**RECORDS FOR THE TASK**
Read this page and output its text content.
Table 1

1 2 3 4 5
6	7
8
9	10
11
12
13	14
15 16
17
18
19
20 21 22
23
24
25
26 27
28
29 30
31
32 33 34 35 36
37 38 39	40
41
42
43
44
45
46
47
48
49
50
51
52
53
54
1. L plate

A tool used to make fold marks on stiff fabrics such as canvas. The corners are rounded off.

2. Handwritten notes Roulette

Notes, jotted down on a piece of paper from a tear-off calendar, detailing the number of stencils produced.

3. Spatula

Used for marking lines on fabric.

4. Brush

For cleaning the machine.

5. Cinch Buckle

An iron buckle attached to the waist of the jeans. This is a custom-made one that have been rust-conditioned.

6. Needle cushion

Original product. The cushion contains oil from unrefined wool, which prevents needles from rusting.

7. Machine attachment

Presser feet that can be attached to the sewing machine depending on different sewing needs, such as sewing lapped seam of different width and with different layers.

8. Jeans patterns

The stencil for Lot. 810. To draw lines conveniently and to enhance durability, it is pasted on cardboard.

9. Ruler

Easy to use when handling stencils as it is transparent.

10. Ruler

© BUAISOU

**TO BE DONE**
Identify which lines contain the word "that" and copy each one.

**FINAL RESULT**
An iron buckle attached to the waist of the jeans. This is a custom-made one that have been rust-conditioned.
Presser feet that can be attached to the sewing machine depending on different sewing needs, such as sewing lapped seam of different width and with different layers.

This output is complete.